Return verbatim the lines of the items starting at the line containing "Decompose this screenshot" and ending at the line containing "- thumbnail-image-selected[interactable]: [1438, 485, 1500, 545]", with both of those lines included.

Input:
★ ★ ★ ★ ★

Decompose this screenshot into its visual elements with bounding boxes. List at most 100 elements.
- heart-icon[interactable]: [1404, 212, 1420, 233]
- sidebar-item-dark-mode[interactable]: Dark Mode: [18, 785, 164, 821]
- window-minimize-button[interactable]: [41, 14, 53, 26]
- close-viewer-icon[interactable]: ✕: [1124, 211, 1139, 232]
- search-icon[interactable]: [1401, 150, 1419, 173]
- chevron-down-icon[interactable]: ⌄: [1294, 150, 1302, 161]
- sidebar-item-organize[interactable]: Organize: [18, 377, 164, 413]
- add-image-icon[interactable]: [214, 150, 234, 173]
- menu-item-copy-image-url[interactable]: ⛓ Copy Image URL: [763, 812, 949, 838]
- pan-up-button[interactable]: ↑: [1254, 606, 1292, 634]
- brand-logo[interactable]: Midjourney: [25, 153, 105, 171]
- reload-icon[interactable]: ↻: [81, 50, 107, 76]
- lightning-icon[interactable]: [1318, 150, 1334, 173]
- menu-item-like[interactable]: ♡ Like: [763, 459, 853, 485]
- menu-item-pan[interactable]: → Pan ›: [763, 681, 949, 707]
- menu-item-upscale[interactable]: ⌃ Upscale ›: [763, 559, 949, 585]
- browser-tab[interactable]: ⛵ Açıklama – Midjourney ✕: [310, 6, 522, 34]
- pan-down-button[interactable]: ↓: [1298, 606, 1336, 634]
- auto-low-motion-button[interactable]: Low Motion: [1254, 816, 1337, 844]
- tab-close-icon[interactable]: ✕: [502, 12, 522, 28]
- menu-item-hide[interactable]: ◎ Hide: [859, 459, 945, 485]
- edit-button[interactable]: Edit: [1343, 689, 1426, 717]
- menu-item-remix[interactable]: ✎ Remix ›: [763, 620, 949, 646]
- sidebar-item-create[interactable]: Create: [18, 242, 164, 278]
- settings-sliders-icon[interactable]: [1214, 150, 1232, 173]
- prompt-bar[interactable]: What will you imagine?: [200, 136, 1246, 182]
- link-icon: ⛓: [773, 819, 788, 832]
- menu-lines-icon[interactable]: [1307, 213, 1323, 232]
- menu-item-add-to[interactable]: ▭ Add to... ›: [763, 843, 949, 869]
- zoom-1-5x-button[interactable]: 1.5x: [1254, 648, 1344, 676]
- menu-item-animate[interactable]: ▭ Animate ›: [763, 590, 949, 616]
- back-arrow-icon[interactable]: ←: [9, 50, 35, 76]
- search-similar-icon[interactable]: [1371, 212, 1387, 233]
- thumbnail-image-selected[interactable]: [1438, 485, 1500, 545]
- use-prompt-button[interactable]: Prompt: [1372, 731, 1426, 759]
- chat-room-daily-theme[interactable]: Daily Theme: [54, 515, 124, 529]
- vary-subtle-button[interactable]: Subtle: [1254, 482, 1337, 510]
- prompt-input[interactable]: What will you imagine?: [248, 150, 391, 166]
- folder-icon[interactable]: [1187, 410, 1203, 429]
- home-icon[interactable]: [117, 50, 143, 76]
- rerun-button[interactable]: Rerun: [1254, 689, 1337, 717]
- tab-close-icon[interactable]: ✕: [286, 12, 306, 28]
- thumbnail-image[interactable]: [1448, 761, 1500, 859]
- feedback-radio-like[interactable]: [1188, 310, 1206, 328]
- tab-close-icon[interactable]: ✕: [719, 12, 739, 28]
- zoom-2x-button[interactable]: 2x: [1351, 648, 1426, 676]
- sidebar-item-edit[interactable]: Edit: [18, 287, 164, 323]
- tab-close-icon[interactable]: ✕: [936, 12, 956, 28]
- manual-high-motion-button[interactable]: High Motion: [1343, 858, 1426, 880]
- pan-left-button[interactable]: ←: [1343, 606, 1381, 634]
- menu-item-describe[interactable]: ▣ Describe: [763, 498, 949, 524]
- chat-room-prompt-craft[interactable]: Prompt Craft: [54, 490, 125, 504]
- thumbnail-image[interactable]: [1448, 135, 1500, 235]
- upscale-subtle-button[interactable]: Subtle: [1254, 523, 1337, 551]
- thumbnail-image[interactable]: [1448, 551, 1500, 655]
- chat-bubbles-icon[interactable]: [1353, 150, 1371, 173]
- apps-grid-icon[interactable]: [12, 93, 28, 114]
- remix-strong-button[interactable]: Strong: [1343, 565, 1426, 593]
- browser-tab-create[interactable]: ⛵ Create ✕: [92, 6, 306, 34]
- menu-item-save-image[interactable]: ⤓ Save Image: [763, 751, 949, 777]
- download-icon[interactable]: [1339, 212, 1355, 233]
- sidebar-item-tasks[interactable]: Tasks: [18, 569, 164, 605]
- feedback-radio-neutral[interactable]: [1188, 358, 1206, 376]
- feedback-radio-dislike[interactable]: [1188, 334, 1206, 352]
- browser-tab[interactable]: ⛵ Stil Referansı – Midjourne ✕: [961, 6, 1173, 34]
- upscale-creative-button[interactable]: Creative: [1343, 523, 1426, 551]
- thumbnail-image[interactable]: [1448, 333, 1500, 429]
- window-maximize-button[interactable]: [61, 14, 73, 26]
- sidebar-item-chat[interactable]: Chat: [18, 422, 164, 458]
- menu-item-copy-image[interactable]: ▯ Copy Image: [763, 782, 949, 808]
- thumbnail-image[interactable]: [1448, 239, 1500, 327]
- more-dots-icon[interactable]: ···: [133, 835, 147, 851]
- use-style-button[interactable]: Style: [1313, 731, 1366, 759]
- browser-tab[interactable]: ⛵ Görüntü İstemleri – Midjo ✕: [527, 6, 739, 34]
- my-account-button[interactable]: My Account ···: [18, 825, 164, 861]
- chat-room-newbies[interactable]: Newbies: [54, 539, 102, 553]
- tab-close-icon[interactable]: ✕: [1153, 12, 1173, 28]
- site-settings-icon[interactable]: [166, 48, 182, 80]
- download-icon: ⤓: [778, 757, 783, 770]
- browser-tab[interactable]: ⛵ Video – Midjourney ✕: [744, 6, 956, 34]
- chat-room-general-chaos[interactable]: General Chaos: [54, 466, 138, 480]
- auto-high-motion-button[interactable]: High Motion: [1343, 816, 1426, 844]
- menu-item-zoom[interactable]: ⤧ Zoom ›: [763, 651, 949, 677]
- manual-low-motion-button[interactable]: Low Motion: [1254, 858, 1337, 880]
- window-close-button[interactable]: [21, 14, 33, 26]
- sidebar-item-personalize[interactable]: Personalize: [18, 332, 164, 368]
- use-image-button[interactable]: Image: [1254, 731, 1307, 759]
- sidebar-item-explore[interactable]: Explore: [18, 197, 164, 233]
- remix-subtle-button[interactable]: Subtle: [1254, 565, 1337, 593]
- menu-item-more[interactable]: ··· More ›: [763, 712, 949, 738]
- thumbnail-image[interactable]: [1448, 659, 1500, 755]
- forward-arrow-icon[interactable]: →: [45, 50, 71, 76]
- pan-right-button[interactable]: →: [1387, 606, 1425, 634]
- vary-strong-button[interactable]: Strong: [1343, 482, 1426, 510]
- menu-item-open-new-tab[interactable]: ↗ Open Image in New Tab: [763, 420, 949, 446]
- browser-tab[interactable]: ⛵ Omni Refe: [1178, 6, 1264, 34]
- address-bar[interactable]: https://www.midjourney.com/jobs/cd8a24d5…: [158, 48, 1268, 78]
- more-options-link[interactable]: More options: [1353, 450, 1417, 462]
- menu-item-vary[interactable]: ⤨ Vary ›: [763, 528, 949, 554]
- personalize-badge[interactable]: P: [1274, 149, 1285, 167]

★ ★ ★ ★ ★

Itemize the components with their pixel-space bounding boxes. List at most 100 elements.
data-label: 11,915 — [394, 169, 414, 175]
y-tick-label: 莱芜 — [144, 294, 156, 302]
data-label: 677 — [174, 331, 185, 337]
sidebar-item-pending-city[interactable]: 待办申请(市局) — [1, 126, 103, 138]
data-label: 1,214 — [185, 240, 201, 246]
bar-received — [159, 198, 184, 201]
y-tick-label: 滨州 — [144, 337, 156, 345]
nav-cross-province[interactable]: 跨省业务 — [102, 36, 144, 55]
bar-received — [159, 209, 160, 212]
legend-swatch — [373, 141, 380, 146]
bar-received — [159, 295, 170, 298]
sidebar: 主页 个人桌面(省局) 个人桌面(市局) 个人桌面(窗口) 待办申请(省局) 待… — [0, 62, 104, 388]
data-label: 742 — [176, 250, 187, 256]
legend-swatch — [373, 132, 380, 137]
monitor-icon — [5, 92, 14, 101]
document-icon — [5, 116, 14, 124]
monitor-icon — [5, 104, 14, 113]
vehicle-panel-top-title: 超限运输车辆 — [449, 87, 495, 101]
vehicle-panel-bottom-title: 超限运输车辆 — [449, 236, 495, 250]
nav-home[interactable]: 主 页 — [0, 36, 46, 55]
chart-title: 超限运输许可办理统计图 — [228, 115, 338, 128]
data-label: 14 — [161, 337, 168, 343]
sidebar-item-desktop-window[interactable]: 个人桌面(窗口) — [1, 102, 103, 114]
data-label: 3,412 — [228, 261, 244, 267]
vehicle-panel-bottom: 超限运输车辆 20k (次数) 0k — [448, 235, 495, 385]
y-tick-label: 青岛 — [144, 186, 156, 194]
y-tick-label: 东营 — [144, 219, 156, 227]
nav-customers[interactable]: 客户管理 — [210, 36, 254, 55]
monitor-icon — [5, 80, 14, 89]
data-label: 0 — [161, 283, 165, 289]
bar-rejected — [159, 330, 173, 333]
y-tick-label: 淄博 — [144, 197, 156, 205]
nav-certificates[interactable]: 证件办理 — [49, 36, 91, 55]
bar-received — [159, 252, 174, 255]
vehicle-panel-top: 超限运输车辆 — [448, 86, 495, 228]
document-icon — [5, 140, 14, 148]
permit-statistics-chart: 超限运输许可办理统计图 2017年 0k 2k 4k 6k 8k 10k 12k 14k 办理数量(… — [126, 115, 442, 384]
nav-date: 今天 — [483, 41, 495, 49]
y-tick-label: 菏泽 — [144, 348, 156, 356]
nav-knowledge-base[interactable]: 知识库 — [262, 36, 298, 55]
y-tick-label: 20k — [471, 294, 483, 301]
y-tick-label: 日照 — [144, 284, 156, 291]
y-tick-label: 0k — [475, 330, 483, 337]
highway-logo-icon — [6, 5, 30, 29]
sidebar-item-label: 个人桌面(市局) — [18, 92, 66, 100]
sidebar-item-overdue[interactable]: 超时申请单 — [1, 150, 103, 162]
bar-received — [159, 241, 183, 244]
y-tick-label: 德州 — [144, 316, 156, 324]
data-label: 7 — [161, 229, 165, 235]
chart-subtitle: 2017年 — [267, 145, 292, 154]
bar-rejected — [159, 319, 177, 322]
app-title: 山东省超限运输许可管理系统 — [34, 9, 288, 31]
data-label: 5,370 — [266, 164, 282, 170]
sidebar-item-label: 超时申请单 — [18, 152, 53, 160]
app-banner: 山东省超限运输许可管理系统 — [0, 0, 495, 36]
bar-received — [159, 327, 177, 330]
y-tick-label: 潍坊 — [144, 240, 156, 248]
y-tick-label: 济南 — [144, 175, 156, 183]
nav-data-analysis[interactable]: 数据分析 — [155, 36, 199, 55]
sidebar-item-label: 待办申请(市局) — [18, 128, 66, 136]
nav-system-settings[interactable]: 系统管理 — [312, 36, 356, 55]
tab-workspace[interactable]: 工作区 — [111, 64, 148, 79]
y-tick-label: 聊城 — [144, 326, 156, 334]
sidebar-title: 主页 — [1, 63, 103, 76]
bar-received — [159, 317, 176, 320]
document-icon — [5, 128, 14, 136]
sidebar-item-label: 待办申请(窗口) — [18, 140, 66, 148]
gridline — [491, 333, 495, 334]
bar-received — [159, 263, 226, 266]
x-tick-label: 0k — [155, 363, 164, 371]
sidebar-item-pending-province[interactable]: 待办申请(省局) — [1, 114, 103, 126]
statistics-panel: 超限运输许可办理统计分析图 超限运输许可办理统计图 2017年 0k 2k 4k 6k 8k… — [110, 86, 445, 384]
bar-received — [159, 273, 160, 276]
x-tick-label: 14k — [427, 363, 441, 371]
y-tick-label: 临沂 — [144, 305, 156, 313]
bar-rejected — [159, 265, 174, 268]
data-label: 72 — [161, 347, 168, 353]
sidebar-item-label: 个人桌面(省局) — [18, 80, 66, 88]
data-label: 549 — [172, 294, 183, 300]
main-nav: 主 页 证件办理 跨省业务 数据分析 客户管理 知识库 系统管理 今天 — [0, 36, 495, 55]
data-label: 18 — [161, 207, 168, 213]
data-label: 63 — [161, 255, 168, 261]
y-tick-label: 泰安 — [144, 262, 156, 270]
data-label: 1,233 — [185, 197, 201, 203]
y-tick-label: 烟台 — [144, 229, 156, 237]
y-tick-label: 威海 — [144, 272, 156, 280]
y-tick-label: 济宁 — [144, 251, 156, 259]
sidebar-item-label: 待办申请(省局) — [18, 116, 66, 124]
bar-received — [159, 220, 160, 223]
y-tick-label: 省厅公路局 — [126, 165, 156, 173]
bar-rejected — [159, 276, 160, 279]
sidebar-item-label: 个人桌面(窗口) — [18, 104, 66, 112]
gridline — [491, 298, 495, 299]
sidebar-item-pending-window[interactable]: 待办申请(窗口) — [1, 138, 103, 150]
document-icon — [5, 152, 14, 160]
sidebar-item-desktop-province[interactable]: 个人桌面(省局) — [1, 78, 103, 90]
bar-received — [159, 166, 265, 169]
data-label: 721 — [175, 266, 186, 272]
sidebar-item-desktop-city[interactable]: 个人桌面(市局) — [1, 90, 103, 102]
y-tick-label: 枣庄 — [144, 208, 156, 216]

★ ★ ★ ★ ★

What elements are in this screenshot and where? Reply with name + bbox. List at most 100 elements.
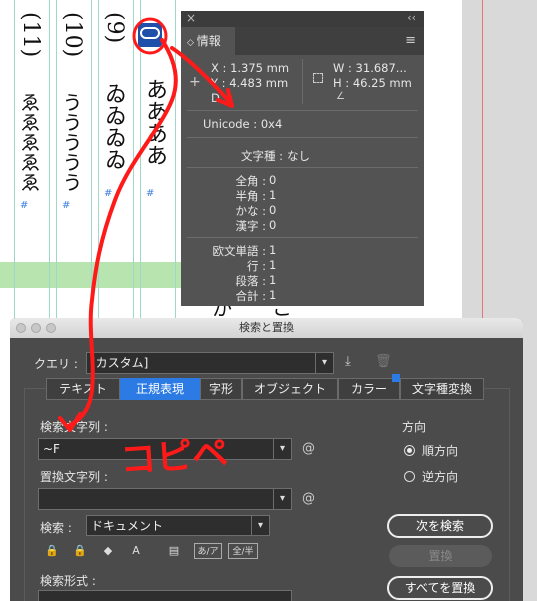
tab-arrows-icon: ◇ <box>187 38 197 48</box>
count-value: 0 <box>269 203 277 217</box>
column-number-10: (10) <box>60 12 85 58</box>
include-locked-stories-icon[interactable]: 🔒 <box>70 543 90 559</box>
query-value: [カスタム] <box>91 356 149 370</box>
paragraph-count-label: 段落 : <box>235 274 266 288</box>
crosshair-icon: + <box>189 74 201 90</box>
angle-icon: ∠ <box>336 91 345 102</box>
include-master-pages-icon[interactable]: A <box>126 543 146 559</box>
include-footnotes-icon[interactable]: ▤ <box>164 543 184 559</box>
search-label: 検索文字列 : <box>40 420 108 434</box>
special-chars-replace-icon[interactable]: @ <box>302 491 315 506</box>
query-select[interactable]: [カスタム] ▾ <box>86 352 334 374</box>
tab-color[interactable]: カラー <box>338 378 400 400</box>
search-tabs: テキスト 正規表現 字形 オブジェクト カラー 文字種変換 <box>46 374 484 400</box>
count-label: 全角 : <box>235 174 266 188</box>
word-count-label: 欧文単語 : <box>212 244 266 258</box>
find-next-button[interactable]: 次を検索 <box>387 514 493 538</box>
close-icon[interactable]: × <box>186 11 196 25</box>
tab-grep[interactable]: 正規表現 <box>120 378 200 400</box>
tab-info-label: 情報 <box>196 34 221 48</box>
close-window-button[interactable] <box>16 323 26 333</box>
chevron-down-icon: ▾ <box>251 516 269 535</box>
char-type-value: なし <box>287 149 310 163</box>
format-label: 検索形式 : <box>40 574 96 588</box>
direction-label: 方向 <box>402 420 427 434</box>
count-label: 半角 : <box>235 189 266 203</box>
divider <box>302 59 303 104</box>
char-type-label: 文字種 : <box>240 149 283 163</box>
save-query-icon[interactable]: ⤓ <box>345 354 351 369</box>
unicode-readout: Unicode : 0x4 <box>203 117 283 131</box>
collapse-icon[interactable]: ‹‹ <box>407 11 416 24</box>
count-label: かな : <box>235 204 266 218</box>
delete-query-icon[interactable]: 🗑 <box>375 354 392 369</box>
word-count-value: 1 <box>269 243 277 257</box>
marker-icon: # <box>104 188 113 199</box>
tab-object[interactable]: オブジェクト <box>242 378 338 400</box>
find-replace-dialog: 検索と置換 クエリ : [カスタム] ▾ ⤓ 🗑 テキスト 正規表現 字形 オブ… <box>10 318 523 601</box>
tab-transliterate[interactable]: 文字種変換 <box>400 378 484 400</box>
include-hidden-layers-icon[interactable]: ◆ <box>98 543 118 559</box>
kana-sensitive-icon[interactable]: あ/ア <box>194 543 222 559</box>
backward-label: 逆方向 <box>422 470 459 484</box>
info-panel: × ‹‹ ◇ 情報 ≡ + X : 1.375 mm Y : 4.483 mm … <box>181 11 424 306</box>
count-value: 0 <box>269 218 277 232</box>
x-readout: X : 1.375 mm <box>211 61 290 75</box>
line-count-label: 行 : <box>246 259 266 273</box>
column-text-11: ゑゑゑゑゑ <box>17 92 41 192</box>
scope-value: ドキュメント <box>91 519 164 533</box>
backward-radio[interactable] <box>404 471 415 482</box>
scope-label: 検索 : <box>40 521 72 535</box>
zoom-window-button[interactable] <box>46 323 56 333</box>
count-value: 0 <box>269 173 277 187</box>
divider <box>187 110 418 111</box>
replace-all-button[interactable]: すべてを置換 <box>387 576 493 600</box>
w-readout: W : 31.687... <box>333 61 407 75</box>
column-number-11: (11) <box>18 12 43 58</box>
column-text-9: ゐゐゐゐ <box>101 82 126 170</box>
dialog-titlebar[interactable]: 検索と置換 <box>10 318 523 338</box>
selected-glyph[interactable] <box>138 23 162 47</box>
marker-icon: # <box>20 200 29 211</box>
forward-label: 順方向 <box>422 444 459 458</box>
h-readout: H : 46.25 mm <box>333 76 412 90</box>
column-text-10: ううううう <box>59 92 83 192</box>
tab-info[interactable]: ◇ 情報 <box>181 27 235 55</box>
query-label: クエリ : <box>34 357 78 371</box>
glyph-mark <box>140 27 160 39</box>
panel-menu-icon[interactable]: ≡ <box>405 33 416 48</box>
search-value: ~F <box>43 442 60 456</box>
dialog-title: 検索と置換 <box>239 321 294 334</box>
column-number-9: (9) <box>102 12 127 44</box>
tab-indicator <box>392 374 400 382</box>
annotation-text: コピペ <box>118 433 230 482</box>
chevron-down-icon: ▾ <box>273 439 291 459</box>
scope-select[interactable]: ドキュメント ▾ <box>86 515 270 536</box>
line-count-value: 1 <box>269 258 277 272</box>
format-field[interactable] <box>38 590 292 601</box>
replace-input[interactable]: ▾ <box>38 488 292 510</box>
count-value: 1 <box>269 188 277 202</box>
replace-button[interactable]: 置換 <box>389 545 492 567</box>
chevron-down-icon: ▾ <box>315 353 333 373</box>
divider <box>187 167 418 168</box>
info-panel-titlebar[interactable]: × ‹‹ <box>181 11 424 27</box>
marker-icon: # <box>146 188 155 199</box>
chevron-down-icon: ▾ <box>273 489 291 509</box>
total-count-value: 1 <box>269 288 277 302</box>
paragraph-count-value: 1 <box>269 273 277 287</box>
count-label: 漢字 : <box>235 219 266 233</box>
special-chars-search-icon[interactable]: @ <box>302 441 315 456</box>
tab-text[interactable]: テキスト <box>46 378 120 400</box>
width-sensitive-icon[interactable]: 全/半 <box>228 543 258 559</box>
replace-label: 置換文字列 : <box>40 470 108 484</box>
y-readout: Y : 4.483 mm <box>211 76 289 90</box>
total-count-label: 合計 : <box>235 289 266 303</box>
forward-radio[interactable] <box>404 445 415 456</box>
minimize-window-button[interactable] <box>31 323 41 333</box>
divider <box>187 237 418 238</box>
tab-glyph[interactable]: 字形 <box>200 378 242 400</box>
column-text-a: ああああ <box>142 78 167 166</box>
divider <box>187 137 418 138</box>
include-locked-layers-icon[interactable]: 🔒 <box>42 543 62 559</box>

★ ★ ★ ★ ★

Final result:
Decompose this screenshot into its visual elements with bounding boxes. List at most 100 elements.
- heart-icon[interactable]: [1404, 212, 1420, 233]
- sidebar-item-dark-mode[interactable]: Dark Mode: [18, 785, 164, 821]
- window-minimize-button[interactable]: [41, 14, 53, 26]
- close-viewer-icon[interactable]: ✕: [1124, 211, 1139, 232]
- search-icon[interactable]: [1401, 150, 1419, 173]
- chevron-down-icon[interactable]: ⌄: [1294, 150, 1302, 161]
- sidebar-item-organize[interactable]: Organize: [18, 377, 164, 413]
- add-image-icon[interactable]: [214, 150, 234, 173]
- menu-item-copy-image-url[interactable]: ⛓ Copy Image URL: [763, 812, 949, 838]
- pan-up-button[interactable]: ↑: [1254, 606, 1292, 634]
- brand-logo[interactable]: Midjourney: [25, 153, 105, 171]
- reload-icon[interactable]: ↻: [81, 50, 107, 76]
- lightning-icon[interactable]: [1318, 150, 1334, 173]
- menu-item-like[interactable]: ♡ Like: [763, 459, 853, 485]
- menu-item-pan[interactable]: → Pan ›: [763, 681, 949, 707]
- menu-item-upscale[interactable]: ⌃ Upscale ›: [763, 559, 949, 585]
- browser-tab[interactable]: ⛵ Açıklama – Midjourney ✕: [310, 6, 522, 34]
- pan-down-button[interactable]: ↓: [1298, 606, 1336, 634]
- auto-low-motion-button[interactable]: Low Motion: [1254, 816, 1337, 844]
- tab-close-icon[interactable]: ✕: [502, 12, 522, 28]
- menu-item-hide[interactable]: ◎ Hide: [859, 459, 945, 485]
- edit-button[interactable]: Edit: [1343, 689, 1426, 717]
- menu-item-remix[interactable]: ✎ Remix ›: [763, 620, 949, 646]
- sidebar-item-create[interactable]: Create: [18, 242, 164, 278]
- settings-sliders-icon[interactable]: [1214, 150, 1232, 173]
- prompt-bar[interactable]: What will you imagine?: [200, 136, 1246, 182]
- link-icon: ⛓: [773, 819, 788, 832]
- menu-lines-icon[interactable]: [1307, 213, 1323, 232]
- menu-item-add-to[interactable]: ▭ Add to... ›: [763, 843, 949, 869]
- zoom-1-5x-button[interactable]: 1.5x: [1254, 648, 1344, 676]
- menu-item-animate[interactable]: ▭ Animate ›: [763, 590, 949, 616]
- back-arrow-icon[interactable]: ←: [9, 50, 35, 76]
- search-similar-icon[interactable]: [1371, 212, 1387, 233]
- thumbnail-image-selected[interactable]: [1438, 485, 1500, 545]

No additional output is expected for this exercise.